Directions for this task:
Write out the entire listing below exactly, with the pictures left out.

Exercise inputs:
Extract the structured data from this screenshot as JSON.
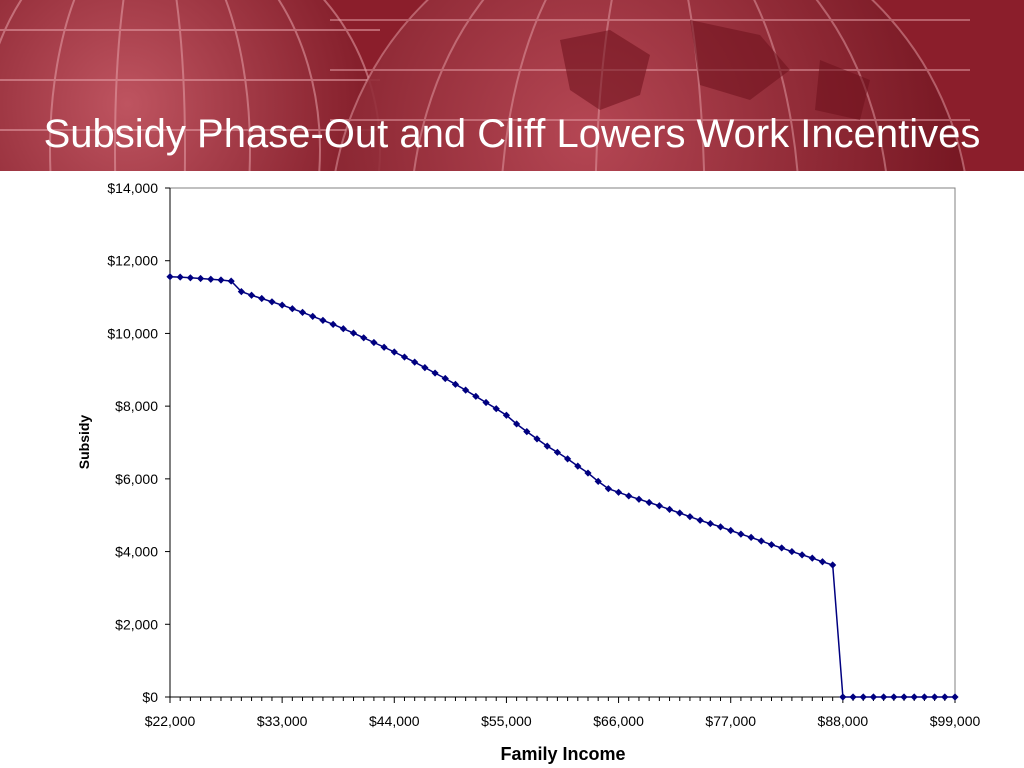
{
  "title": "Subsidy Phase-Out and Cliff Lowers Work Incentives",
  "colors": {
    "banner": "#8b1e2b",
    "banner_dark": "#5e0f19",
    "banner_light": "#b24452",
    "series": "#000080",
    "title_text": "#ffffff"
  },
  "chart_data": {
    "type": "line",
    "xlabel": "Family Income",
    "ylabel": "Subsidy",
    "xlim": [
      22000,
      99000
    ],
    "ylim": [
      0,
      14000
    ],
    "x_tick_labels": [
      "$22,000",
      "$33,000",
      "$44,000",
      "$55,000",
      "$66,000",
      "$77,000",
      "$88,000",
      "$99,000"
    ],
    "y_tick_labels": [
      "$0",
      "$2,000",
      "$4,000",
      "$6,000",
      "$8,000",
      "$10,000",
      "$12,000",
      "$14,000"
    ],
    "grid": false,
    "marker": "diamond",
    "series": [
      {
        "x": [
          22000,
          23000,
          24000,
          25000,
          26000,
          27000,
          28000,
          29000,
          30000,
          31000,
          32000,
          33000,
          34000,
          35000,
          36000,
          37000,
          38000,
          39000,
          40000,
          41000,
          42000,
          43000,
          44000,
          45000,
          46000,
          47000,
          48000,
          49000,
          50000,
          51000,
          52000,
          53000,
          54000,
          55000,
          56000,
          57000,
          58000,
          59000,
          60000,
          61000,
          62000,
          63000,
          64000,
          65000,
          66000,
          67000,
          68000,
          69000,
          70000,
          71000,
          72000,
          73000,
          74000,
          75000,
          76000,
          77000,
          78000,
          79000,
          80000,
          81000,
          82000,
          83000,
          84000,
          85000,
          86000,
          87000,
          88000,
          89000,
          90000,
          91000,
          92000,
          93000,
          94000,
          95000,
          96000,
          97000,
          98000,
          99000
        ],
        "y": [
          11560,
          11550,
          11530,
          11510,
          11490,
          11470,
          11440,
          11150,
          11050,
          10960,
          10870,
          10780,
          10680,
          10580,
          10470,
          10360,
          10250,
          10130,
          10010,
          9880,
          9750,
          9620,
          9490,
          9350,
          9210,
          9060,
          8910,
          8760,
          8600,
          8440,
          8270,
          8100,
          7930,
          7750,
          7510,
          7300,
          7100,
          6900,
          6730,
          6550,
          6350,
          6160,
          5930,
          5730,
          5630,
          5530,
          5440,
          5350,
          5260,
          5160,
          5060,
          4960,
          4860,
          4770,
          4680,
          4580,
          4480,
          4390,
          4290,
          4190,
          4100,
          4000,
          3910,
          3820,
          3720,
          3630,
          0,
          0,
          0,
          0,
          0,
          0,
          0,
          0,
          0,
          0,
          0,
          0
        ]
      }
    ]
  }
}
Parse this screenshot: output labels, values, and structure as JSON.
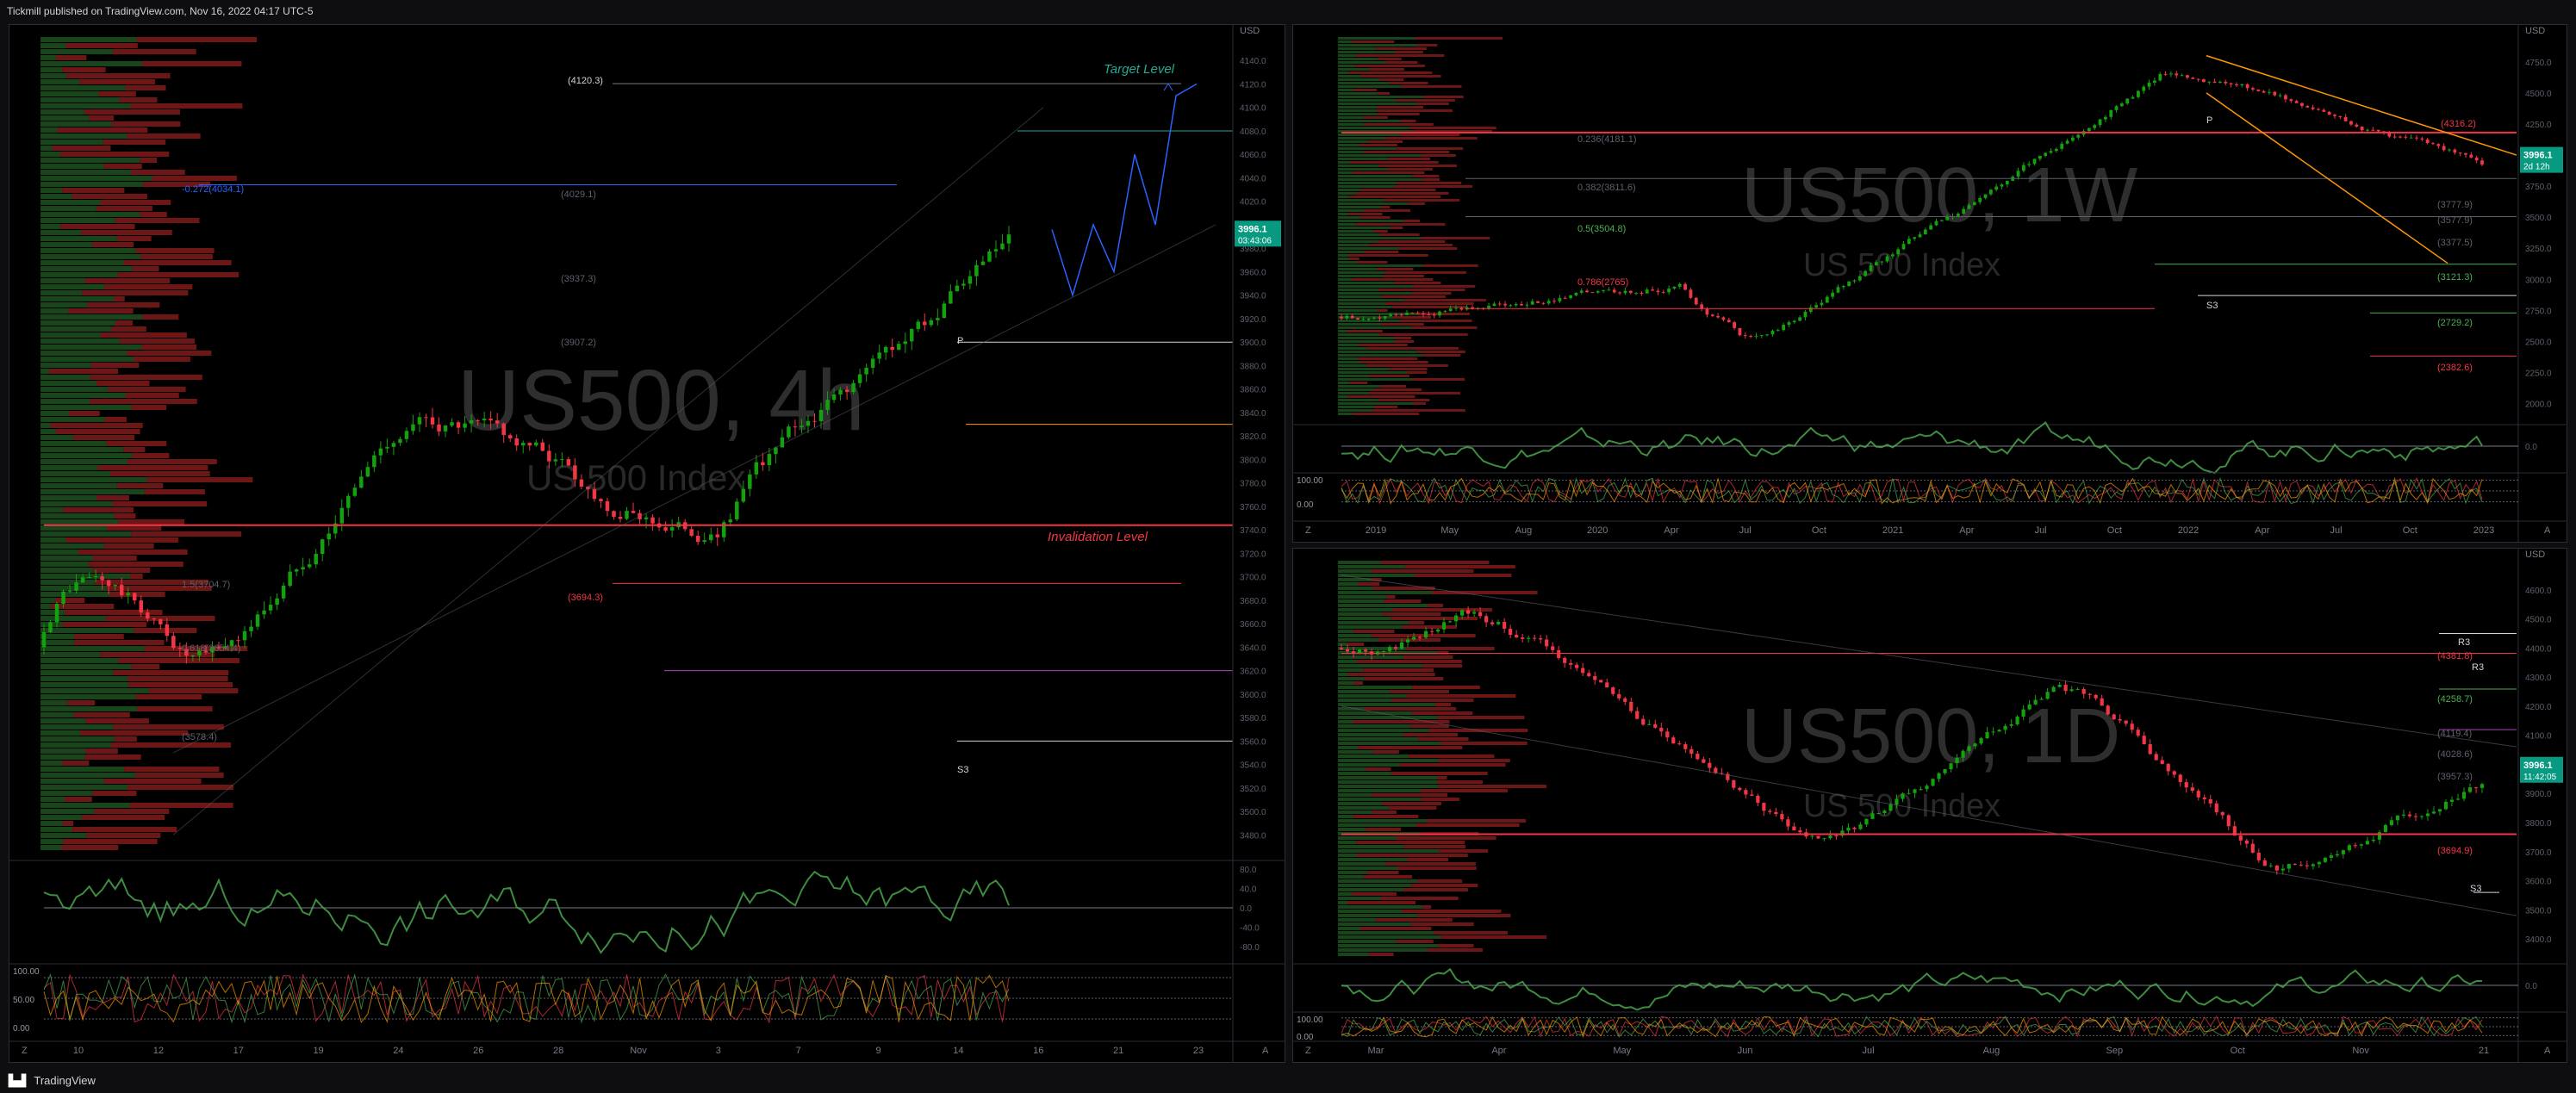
{
  "header": {
    "publisher_text": "Tickmill published on TradingView.com, Nov 16, 2022 04:17 UTC-5"
  },
  "footer": {
    "brand": "TradingView",
    "logo_icon": "tradingview-logo-icon"
  },
  "colors": {
    "bull": "#089981",
    "bear": "#f23645",
    "bull_bright": "#13a10e",
    "accent_orange": "#ff9800",
    "projection": "#2962ff",
    "target_green": "#22ab94",
    "invalidation": "#f23645"
  },
  "chart_data": [
    {
      "type": "candlestick",
      "id": "4h",
      "watermark_symbol": "US500, 4h",
      "watermark_name": "US 500 Index",
      "currency": "USD",
      "price_tag": "3996.1",
      "countdown": "03:43:06",
      "ylim": [
        3470,
        4160
      ],
      "yticks": [
        "4140.0",
        "4120.0",
        "4100.0",
        "4080.0",
        "4060.0",
        "4040.0",
        "4020.0",
        "4000.0",
        "3980.0",
        "3960.0",
        "3940.0",
        "3920.0",
        "3900.0",
        "3880.0",
        "3860.0",
        "3840.0",
        "3820.0",
        "3800.0",
        "3780.0",
        "3760.0",
        "3740.0",
        "3720.0",
        "3700.0",
        "3680.0",
        "3660.0",
        "3640.0",
        "3620.0",
        "3600.0",
        "3580.0",
        "3560.0",
        "3540.0",
        "3520.0",
        "3500.0",
        "3480.0"
      ],
      "xticks": [
        "10",
        "12",
        "17",
        "19",
        "24",
        "26",
        "28",
        "Nov",
        "3",
        "7",
        "9",
        "14",
        "16",
        "21",
        "23"
      ],
      "annotations": [
        "Target Level",
        "Invalidation Level",
        "(4120.3)",
        "-0.272(4034.1)",
        "(4029.1)",
        "(3937.3)",
        "(3907.2)",
        "(3694.3)",
        "1.5(3704.7)",
        "0.618(3654.4)",
        "(3578.4)",
        "S3",
        "P"
      ],
      "levels": {
        "target": 4120.3,
        "invalidation": 3744,
        "fib_0_272": 4034.1,
        "support": 3694.3
      },
      "ohlc_seed": {
        "start": 3640,
        "bars": 150
      },
      "oscillator_labels": [
        "80.0",
        "40.0",
        "0.0",
        "-40.0",
        "-80.0"
      ],
      "stoch_labels": [
        "100.00",
        "50.00",
        "0.00"
      ],
      "projection_path": [
        3996,
        3940,
        4000,
        3960,
        4060,
        4000,
        4110,
        4120
      ]
    },
    {
      "type": "candlestick",
      "id": "1w",
      "watermark_symbol": "US500, 1W",
      "watermark_name": "US 500 Index",
      "currency": "USD",
      "price_tag": "3996.1",
      "countdown": "2d 12h",
      "ylim": [
        1900,
        4950
      ],
      "yticks": [
        "4750.0",
        "4500.0",
        "4250.0",
        "4000.0",
        "3750.0",
        "3500.0",
        "3250.0",
        "3000.0",
        "2750.0",
        "2500.0",
        "2250.0",
        "2000.0"
      ],
      "xticks": [
        "2019",
        "May",
        "Aug",
        "2020",
        "Apr",
        "Jul",
        "Oct",
        "2021",
        "Apr",
        "Jul",
        "Oct",
        "2022",
        "Apr",
        "Jul",
        "Oct",
        "2023"
      ],
      "annotations": [
        "0.236(4181.1)",
        "0.382(3811.6)",
        "0.5(3504.8)",
        "0.786(2765)",
        "(4316.2)",
        "(3777.9)",
        "(3577.9)",
        "(3377.5)",
        "(3121.3)",
        "(2729.2)",
        "(2382.6)",
        "S3",
        "P"
      ],
      "oscillator_labels": [
        "0.0"
      ],
      "stoch_labels": [
        "100.00",
        "0.00"
      ]
    },
    {
      "type": "candlestick",
      "id": "1d",
      "watermark_symbol": "US500, 1D",
      "watermark_name": "US 500 Index",
      "currency": "USD",
      "price_tag": "3996.1",
      "countdown": "11:42:05",
      "ylim": [
        3350,
        4700
      ],
      "yticks": [
        "4600.0",
        "4500.0",
        "4400.0",
        "4300.0",
        "4200.0",
        "4100.0",
        "4000.0",
        "3900.0",
        "3800.0",
        "3700.0",
        "3600.0",
        "3500.0",
        "3400.0"
      ],
      "xticks": [
        "Mar",
        "Apr",
        "May",
        "Jun",
        "Jul",
        "Aug",
        "Sep",
        "Oct",
        "Nov",
        "21"
      ],
      "annotations": [
        "R3",
        "R3",
        "(4381.8)",
        "(4258.7)",
        "(4119.4)",
        "(4028.6)",
        "(3957.3)",
        "(3694.9)",
        "S3"
      ],
      "oscillator_labels": [
        "0.0"
      ],
      "stoch_labels": [
        "100.00",
        "0.00"
      ]
    }
  ]
}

Problem solution:
Extract the structured data from this screenshot as JSON.
{
  "title": "Subsidy Phase-Out and Cliff Lowers Work Incentives",
  "colors": {
    "banner": "#8b1e2b",
    "banner_dark": "#5e0f19",
    "banner_light": "#b24452",
    "series": "#000080",
    "title_text": "#ffffff"
  },
  "chart_data": {
    "type": "line",
    "xlabel": "Family Income",
    "ylabel": "Subsidy",
    "xlim": [
      22000,
      99000
    ],
    "ylim": [
      0,
      14000
    ],
    "x_tick_labels": [
      "$22,000",
      "$33,000",
      "$44,000",
      "$55,000",
      "$66,000",
      "$77,000",
      "$88,000",
      "$99,000"
    ],
    "y_tick_labels": [
      "$0",
      "$2,000",
      "$4,000",
      "$6,000",
      "$8,000",
      "$10,000",
      "$12,000",
      "$14,000"
    ],
    "grid": false,
    "marker": "diamond",
    "series": [
      {
        "x": [
          22000,
          23000,
          24000,
          25000,
          26000,
          27000,
          28000,
          29000,
          30000,
          31000,
          32000,
          33000,
          34000,
          35000,
          36000,
          37000,
          38000,
          39000,
          40000,
          41000,
          42000,
          43000,
          44000,
          45000,
          46000,
          47000,
          48000,
          49000,
          50000,
          51000,
          52000,
          53000,
          54000,
          55000,
          56000,
          57000,
          58000,
          59000,
          60000,
          61000,
          62000,
          63000,
          64000,
          65000,
          66000,
          67000,
          68000,
          69000,
          70000,
          71000,
          72000,
          73000,
          74000,
          75000,
          76000,
          77000,
          78000,
          79000,
          80000,
          81000,
          82000,
          83000,
          84000,
          85000,
          86000,
          87000,
          88000,
          89000,
          90000,
          91000,
          92000,
          93000,
          94000,
          95000,
          96000,
          97000,
          98000,
          99000
        ],
        "y": [
          11560,
          11550,
          11530,
          11510,
          11490,
          11470,
          11440,
          11150,
          11050,
          10960,
          10870,
          10780,
          10680,
          10580,
          10470,
          10360,
          10250,
          10130,
          10010,
          9880,
          9750,
          9620,
          9490,
          9350,
          9210,
          9060,
          8910,
          8760,
          8600,
          8440,
          8270,
          8100,
          7930,
          7750,
          7510,
          7300,
          7100,
          6900,
          6730,
          6550,
          6350,
          6160,
          5930,
          5730,
          5630,
          5530,
          5440,
          5350,
          5260,
          5160,
          5060,
          4960,
          4860,
          4770,
          4680,
          4580,
          4480,
          4390,
          4290,
          4190,
          4100,
          4000,
          3910,
          3820,
          3720,
          3630,
          0,
          0,
          0,
          0,
          0,
          0,
          0,
          0,
          0,
          0,
          0,
          0
        ]
      }
    ]
  }
}
Parse this screenshot: output labels, values, and structure as JSON.
{
  "header": {
    "publisher_text": "Tickmill published on TradingView.com, Nov 16, 2022 04:17 UTC-5"
  },
  "footer": {
    "brand": "TradingView",
    "logo_icon": "tradingview-logo-icon"
  },
  "colors": {
    "bull": "#089981",
    "bear": "#f23645",
    "bull_bright": "#13a10e",
    "accent_orange": "#ff9800",
    "projection": "#2962ff",
    "target_green": "#22ab94",
    "invalidation": "#f23645"
  },
  "chart_data": [
    {
      "type": "candlestick",
      "id": "4h",
      "watermark_symbol": "US500, 4h",
      "watermark_name": "US 500 Index",
      "currency": "USD",
      "price_tag": "3996.1",
      "countdown": "03:43:06",
      "ylim": [
        3470,
        4160
      ],
      "yticks": [
        "4140.0",
        "4120.0",
        "4100.0",
        "4080.0",
        "4060.0",
        "4040.0",
        "4020.0",
        "4000.0",
        "3980.0",
        "3960.0",
        "3940.0",
        "3920.0",
        "3900.0",
        "3880.0",
        "3860.0",
        "3840.0",
        "3820.0",
        "3800.0",
        "3780.0",
        "3760.0",
        "3740.0",
        "3720.0",
        "3700.0",
        "3680.0",
        "3660.0",
        "3640.0",
        "3620.0",
        "3600.0",
        "3580.0",
        "3560.0",
        "3540.0",
        "3520.0",
        "3500.0",
        "3480.0"
      ],
      "xticks": [
        "10",
        "12",
        "17",
        "19",
        "24",
        "26",
        "28",
        "Nov",
        "3",
        "7",
        "9",
        "14",
        "16",
        "21",
        "23"
      ],
      "annotations": [
        "Target Level",
        "Invalidation Level",
        "(4120.3)",
        "-0.272(4034.1)",
        "(4029.1)",
        "(3937.3)",
        "(3907.2)",
        "(3694.3)",
        "1.5(3704.7)",
        "0.618(3654.4)",
        "(3578.4)",
        "S3",
        "P"
      ],
      "levels": {
        "target": 4120.3,
        "invalidation": 3744,
        "fib_0_272": 4034.1,
        "support": 3694.3
      },
      "ohlc_seed": {
        "start": 3640,
        "bars": 150
      },
      "oscillator_labels": [
        "80.0",
        "40.0",
        "0.0",
        "-40.0",
        "-80.0"
      ],
      "stoch_labels": [
        "100.00",
        "50.00",
        "0.00"
      ],
      "projection_path": [
        3996,
        3940,
        4000,
        3960,
        4060,
        4000,
        4110,
        4120
      ]
    },
    {
      "type": "candlestick",
      "id": "1w",
      "watermark_symbol": "US500, 1W",
      "watermark_name": "US 500 Index",
      "currency": "USD",
      "price_tag": "3996.1",
      "countdown": "2d 12h",
      "ylim": [
        1900,
        4950
      ],
      "yticks": [
        "4750.0",
        "4500.0",
        "4250.0",
        "4000.0",
        "3750.0",
        "3500.0",
        "3250.0",
        "3000.0",
        "2750.0",
        "2500.0",
        "2250.0",
        "2000.0"
      ],
      "xticks": [
        "2019",
        "May",
        "Aug",
        "2020",
        "Apr",
        "Jul",
        "Oct",
        "2021",
        "Apr",
        "Jul",
        "Oct",
        "2022",
        "Apr",
        "Jul",
        "Oct",
        "2023"
      ],
      "annotations": [
        "0.236(4181.1)",
        "0.382(3811.6)",
        "0.5(3504.8)",
        "0.786(2765)",
        "(4316.2)",
        "(3777.9)",
        "(3577.9)",
        "(3377.5)",
        "(3121.3)",
        "(2729.2)",
        "(2382.6)",
        "S3",
        "P"
      ],
      "oscillator_labels": [
        "0.0"
      ],
      "stoch_labels": [
        "100.00",
        "0.00"
      ]
    },
    {
      "type": "candlestick",
      "id": "1d",
      "watermark_symbol": "US500, 1D",
      "watermark_name": "US 500 Index",
      "currency": "USD",
      "price_tag": "3996.1",
      "countdown": "11:42:05",
      "ylim": [
        3350,
        4700
      ],
      "yticks": [
        "4600.0",
        "4500.0",
        "4400.0",
        "4300.0",
        "4200.0",
        "4100.0",
        "4000.0",
        "3900.0",
        "3800.0",
        "3700.0",
        "3600.0",
        "3500.0",
        "3400.0"
      ],
      "xticks": [
        "Mar",
        "Apr",
        "May",
        "Jun",
        "Jul",
        "Aug",
        "Sep",
        "Oct",
        "Nov",
        "21"
      ],
      "annotations": [
        "R3",
        "R3",
        "(4381.8)",
        "(4258.7)",
        "(4119.4)",
        "(4028.6)",
        "(3957.3)",
        "(3694.9)",
        "S3"
      ],
      "oscillator_labels": [
        "0.0"
      ],
      "stoch_labels": [
        "100.00",
        "0.00"
      ]
    }
  ]
}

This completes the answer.